• **Stored data**
□ □ □ □ □ □ □
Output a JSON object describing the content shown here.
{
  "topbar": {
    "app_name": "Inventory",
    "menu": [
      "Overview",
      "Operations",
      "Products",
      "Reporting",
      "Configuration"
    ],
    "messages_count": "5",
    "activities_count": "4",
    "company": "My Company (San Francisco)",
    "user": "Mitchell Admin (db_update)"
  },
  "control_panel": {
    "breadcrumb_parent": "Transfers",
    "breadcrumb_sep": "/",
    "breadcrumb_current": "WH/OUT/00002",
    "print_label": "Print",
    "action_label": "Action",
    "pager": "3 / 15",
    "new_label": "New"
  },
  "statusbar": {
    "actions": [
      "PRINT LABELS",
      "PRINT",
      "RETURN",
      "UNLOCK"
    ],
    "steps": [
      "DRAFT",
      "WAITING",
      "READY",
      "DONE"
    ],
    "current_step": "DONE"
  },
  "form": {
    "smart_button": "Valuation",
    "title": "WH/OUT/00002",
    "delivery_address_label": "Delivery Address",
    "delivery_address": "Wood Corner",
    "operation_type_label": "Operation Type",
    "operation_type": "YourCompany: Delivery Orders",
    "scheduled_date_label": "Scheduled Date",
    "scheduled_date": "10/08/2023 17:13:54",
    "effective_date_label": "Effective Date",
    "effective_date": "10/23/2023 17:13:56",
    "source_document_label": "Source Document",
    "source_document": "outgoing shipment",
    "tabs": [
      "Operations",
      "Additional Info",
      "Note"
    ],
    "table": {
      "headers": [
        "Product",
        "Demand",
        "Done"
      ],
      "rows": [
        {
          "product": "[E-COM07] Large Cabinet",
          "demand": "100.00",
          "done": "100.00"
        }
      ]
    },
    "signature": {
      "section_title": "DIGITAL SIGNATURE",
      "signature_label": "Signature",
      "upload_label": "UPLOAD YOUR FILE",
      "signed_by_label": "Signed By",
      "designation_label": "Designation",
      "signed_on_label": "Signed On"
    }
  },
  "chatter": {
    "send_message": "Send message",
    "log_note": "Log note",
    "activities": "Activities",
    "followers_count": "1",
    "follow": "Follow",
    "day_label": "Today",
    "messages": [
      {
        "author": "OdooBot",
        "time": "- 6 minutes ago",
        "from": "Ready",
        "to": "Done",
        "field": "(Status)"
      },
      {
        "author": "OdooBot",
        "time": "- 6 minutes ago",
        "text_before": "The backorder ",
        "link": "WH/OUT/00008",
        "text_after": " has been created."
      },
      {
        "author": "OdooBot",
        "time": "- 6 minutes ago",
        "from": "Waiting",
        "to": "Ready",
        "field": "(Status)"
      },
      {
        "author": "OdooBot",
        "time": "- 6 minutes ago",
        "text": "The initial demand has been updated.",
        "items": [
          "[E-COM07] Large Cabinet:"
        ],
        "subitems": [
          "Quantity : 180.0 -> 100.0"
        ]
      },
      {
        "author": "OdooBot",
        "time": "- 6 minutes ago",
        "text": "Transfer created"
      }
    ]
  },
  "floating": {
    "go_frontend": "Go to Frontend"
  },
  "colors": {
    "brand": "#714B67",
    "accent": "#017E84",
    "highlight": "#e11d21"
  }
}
□ □ □ □ □ □ □
• **What the exercise asks**
Extract the complete listing above, reproducing each line exactly.

• **Solution to the exercise**
Output a JSON object describing the content shown here.
{
  "topbar": {
    "app_name": "Inventory",
    "menu": [
      "Overview",
      "Operations",
      "Products",
      "Reporting",
      "Configuration"
    ],
    "messages_count": "5",
    "activities_count": "4",
    "company": "My Company (San Francisco)",
    "user": "Mitchell Admin (db_update)"
  },
  "control_panel": {
    "breadcrumb_parent": "Transfers",
    "breadcrumb_sep": "/",
    "breadcrumb_current": "WH/OUT/00002",
    "print_label": "Print",
    "action_label": "Action",
    "pager": "3 / 15",
    "new_label": "New"
  },
  "statusbar": {
    "actions": [
      "PRINT LABELS",
      "PRINT",
      "RETURN",
      "UNLOCK"
    ],
    "steps": [
      "DRAFT",
      "WAITING",
      "READY",
      "DONE"
    ],
    "current_step": "DONE"
  },
  "form": {
    "smart_button": "Valuation",
    "title": "WH/OUT/00002",
    "delivery_address_label": "Delivery Address",
    "delivery_address": "Wood Corner",
    "operation_type_label": "Operation Type",
    "operation_type": "YourCompany: Delivery Orders",
    "scheduled_date_label": "Scheduled Date",
    "scheduled_date": "10/08/2023 17:13:54",
    "effective_date_label": "Effective Date",
    "effective_date": "10/23/2023 17:13:56",
    "source_document_label": "Source Document",
    "source_document": "outgoing shipment",
    "tabs": [
      "Operations",
      "Additional Info",
      "Note"
    ],
    "table": {
      "headers": [
        "Product",
        "Demand",
        "Done"
      ],
      "rows": [
        {
          "product": "[E-COM07] Large Cabinet",
          "demand": "100.00",
          "done": "100.00"
        }
      ]
    },
    "signature": {
      "section_title": "DIGITAL SIGNATURE",
      "signature_label": "Signature",
      "upload_label": "UPLOAD YOUR FILE",
      "signed_by_label": "Signed By",
      "designation_label": "Designation",
      "signed_on_label": "Signed On"
    }
  },
  "chatter": {
    "send_message": "Send message",
    "log_note": "Log note",
    "activities": "Activities",
    "followers_count": "1",
    "follow": "Follow",
    "day_label": "Today",
    "messages": [
      {
        "author": "OdooBot",
        "time": "- 6 minutes ago",
        "from": "Ready",
        "to": "Done",
        "field": "(Status)"
      },
      {
        "author": "OdooBot",
        "time": "- 6 minutes ago",
        "text_before": "The backorder ",
        "link": "WH/OUT/00008",
        "text_after": " has been created."
      },
      {
        "author": "OdooBot",
        "time": "- 6 minutes ago",
        "from": "Waiting",
        "to": "Ready",
        "field": "(Status)"
      },
      {
        "author": "OdooBot",
        "time": "- 6 minutes ago",
        "text": "The initial demand has been updated.",
        "items": [
          "[E-COM07] Large Cabinet:"
        ],
        "subitems": [
          "Quantity : 180.0 -> 100.0"
        ]
      },
      {
        "author": "OdooBot",
        "time": "- 6 minutes ago",
        "text": "Transfer created"
      }
    ]
  },
  "floating": {
    "go_frontend": "Go to Frontend"
  },
  "colors": {
    "brand": "#714B67",
    "accent": "#017E84",
    "highlight": "#e11d21"
  }
}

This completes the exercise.